━━━━━ Dataset

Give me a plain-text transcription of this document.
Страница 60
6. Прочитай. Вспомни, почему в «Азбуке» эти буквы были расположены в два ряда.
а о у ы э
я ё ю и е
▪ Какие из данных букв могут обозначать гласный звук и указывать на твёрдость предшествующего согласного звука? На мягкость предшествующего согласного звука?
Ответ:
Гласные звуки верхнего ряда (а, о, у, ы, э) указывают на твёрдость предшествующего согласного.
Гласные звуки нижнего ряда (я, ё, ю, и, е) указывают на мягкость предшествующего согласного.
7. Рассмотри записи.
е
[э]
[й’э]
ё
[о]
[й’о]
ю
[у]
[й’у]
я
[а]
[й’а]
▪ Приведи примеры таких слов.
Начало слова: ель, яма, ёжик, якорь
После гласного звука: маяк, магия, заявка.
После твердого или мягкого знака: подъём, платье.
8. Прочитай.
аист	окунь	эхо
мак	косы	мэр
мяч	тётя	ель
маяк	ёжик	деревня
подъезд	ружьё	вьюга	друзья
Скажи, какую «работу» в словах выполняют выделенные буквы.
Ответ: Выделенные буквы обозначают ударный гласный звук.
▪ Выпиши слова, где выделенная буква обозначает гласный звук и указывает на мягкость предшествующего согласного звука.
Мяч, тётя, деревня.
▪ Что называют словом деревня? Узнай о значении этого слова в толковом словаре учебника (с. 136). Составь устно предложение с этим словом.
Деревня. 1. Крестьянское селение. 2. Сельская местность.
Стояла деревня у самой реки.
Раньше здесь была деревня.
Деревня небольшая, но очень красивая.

━━━━━━━━━━
━━━━━ Dataset

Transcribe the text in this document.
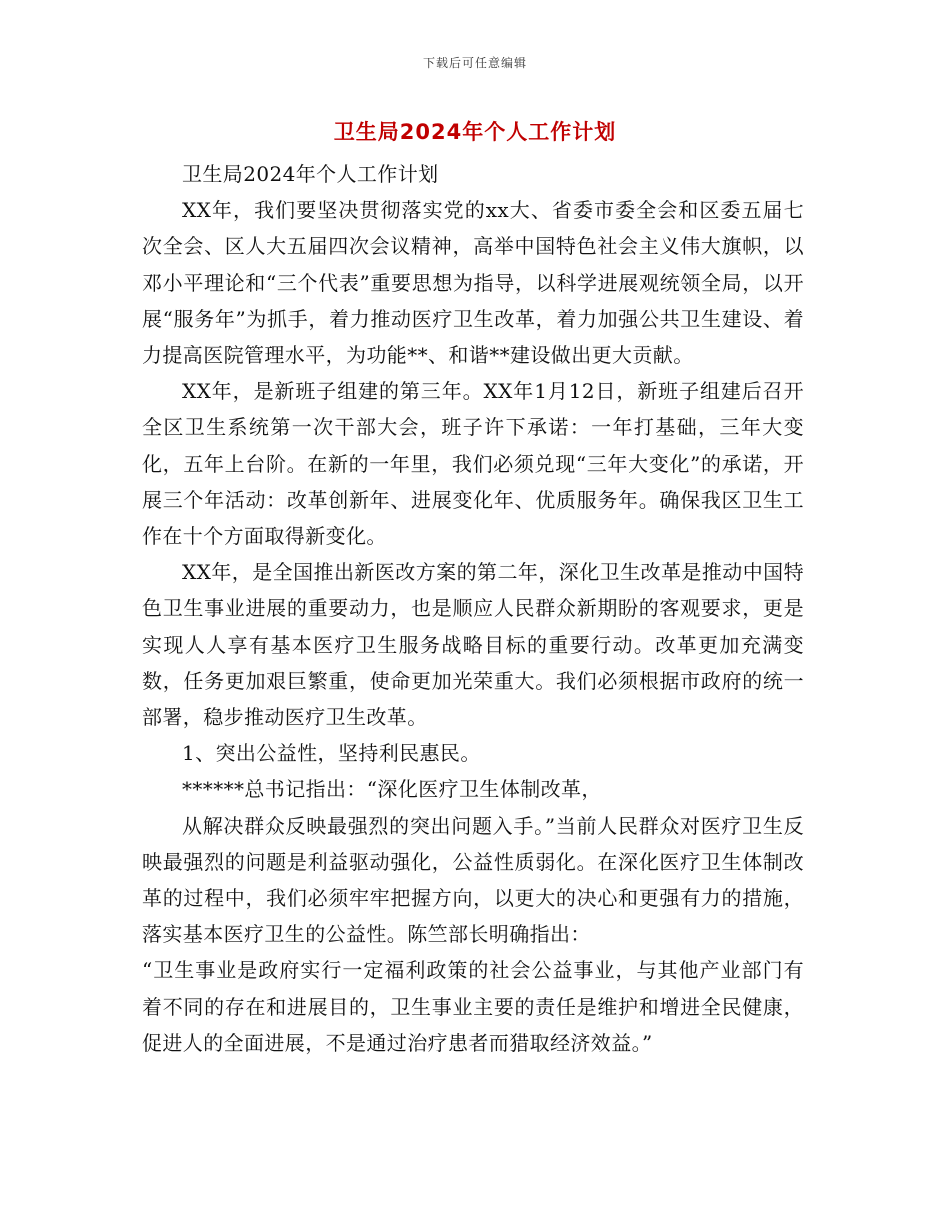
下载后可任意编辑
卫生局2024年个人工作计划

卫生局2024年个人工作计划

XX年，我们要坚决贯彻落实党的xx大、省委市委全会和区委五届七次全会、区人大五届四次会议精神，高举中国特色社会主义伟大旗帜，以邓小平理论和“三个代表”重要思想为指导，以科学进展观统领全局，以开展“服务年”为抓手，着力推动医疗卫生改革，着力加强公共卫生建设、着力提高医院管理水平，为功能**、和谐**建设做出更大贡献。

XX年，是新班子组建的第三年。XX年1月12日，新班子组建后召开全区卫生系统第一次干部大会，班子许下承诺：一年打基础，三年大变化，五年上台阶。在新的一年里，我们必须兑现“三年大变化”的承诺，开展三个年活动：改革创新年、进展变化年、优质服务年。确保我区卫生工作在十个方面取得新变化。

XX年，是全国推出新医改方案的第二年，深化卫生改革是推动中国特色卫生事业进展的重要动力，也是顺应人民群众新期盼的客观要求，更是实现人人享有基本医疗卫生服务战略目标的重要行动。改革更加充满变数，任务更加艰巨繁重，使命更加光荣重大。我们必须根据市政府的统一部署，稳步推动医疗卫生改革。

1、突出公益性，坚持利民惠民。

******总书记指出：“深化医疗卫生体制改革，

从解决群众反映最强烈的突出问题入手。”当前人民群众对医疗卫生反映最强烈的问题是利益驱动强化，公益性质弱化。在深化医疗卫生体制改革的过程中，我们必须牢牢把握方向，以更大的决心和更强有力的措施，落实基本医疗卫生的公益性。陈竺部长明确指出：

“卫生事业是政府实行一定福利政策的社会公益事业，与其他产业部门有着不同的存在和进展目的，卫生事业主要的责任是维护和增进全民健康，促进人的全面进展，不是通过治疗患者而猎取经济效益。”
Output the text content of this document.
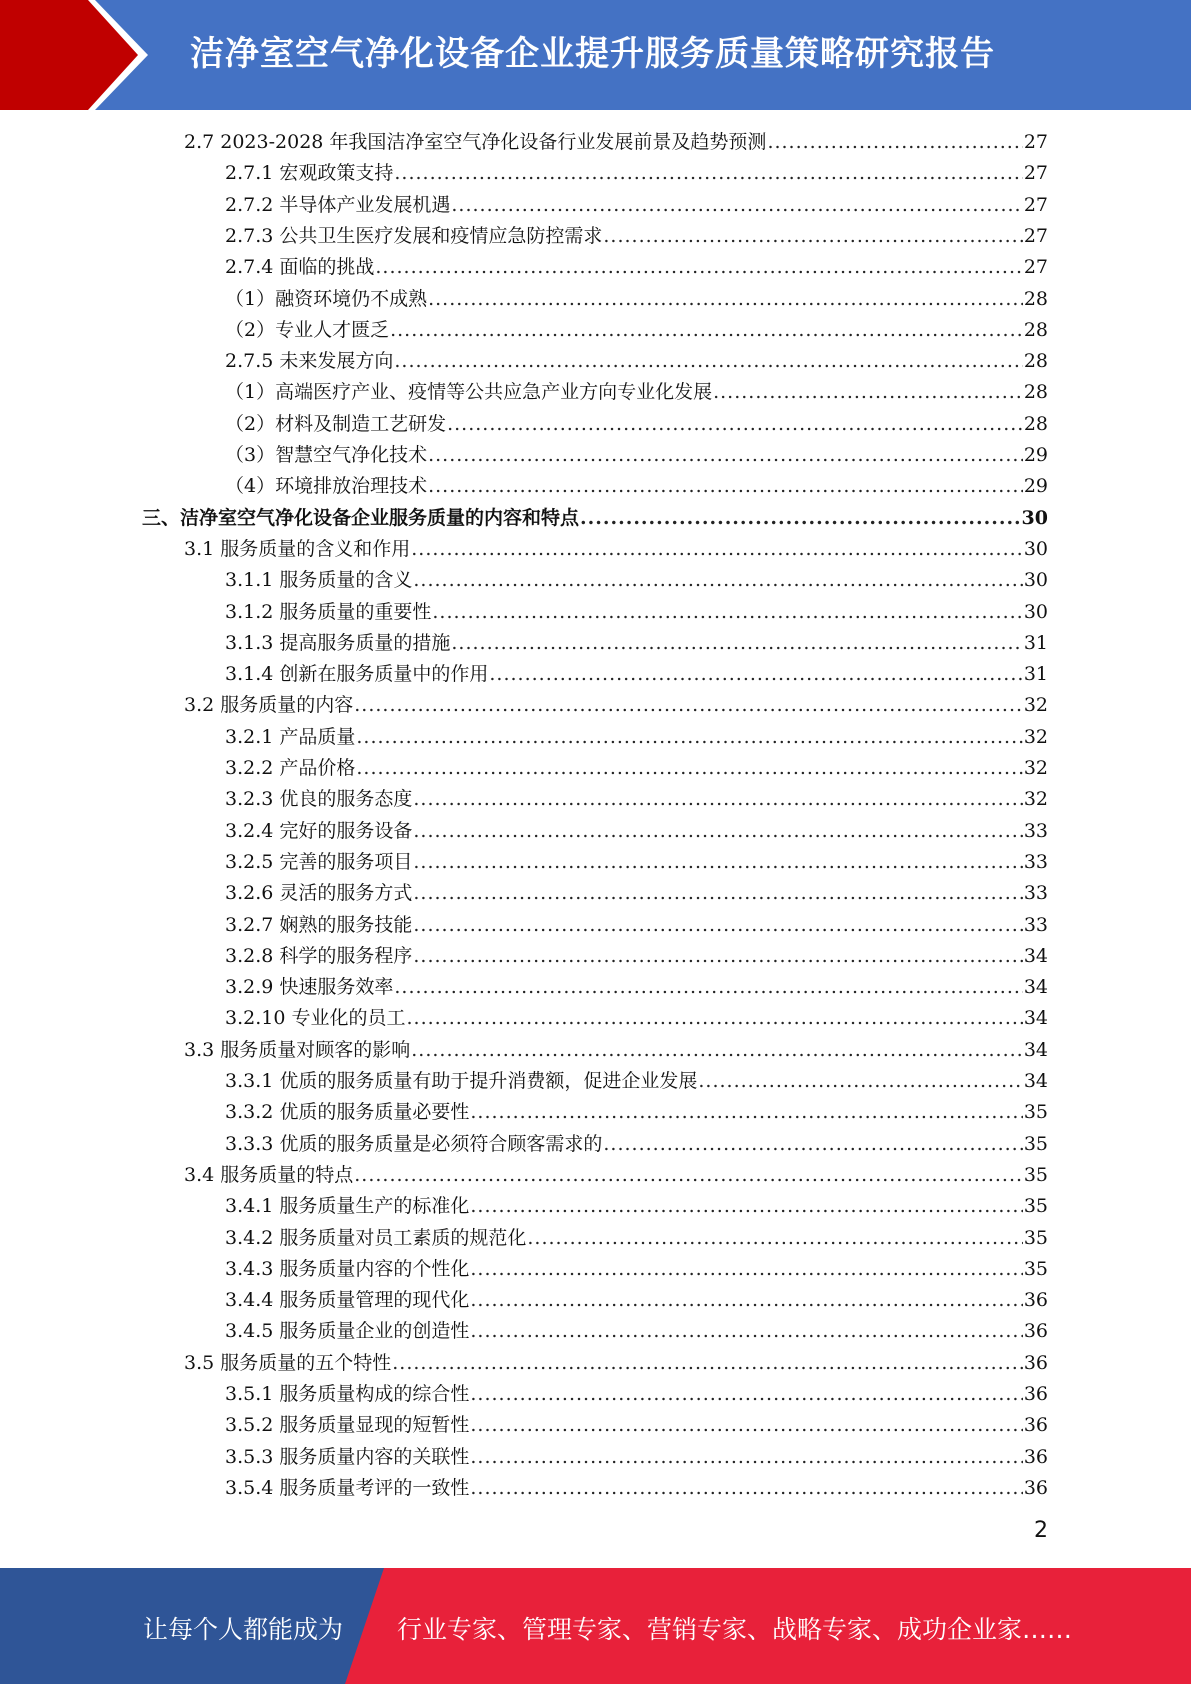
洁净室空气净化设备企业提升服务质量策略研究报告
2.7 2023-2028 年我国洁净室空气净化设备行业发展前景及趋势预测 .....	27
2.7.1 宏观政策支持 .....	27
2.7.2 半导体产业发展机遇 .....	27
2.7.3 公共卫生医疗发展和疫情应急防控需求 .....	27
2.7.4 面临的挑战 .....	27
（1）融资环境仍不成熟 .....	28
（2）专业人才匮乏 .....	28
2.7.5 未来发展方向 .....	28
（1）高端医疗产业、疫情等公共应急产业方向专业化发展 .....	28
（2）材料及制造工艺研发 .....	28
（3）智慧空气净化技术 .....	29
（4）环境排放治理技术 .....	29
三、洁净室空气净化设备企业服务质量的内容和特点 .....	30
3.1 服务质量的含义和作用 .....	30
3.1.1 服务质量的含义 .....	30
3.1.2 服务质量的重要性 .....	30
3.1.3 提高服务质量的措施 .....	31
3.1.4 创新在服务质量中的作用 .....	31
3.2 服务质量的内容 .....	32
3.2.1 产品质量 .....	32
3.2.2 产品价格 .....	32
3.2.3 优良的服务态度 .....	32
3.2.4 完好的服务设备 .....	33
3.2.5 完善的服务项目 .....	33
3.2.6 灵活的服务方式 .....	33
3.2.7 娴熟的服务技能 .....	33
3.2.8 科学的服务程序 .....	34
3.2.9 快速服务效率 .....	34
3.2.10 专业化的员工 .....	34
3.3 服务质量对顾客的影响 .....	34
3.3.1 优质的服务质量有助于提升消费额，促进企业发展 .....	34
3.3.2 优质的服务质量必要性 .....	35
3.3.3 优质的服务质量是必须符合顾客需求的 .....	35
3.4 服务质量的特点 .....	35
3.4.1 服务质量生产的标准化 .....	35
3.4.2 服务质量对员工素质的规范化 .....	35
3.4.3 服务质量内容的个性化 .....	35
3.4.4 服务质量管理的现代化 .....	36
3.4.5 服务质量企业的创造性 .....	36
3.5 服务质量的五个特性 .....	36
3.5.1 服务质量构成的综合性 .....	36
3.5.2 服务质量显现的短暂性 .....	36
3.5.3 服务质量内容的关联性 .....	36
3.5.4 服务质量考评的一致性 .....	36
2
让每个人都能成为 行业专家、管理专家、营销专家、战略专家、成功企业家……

━━━━━━━━━━

Work instructions —
Note how many lines in the listing above hold the string "указывают", then give only that figure.

Task result —
2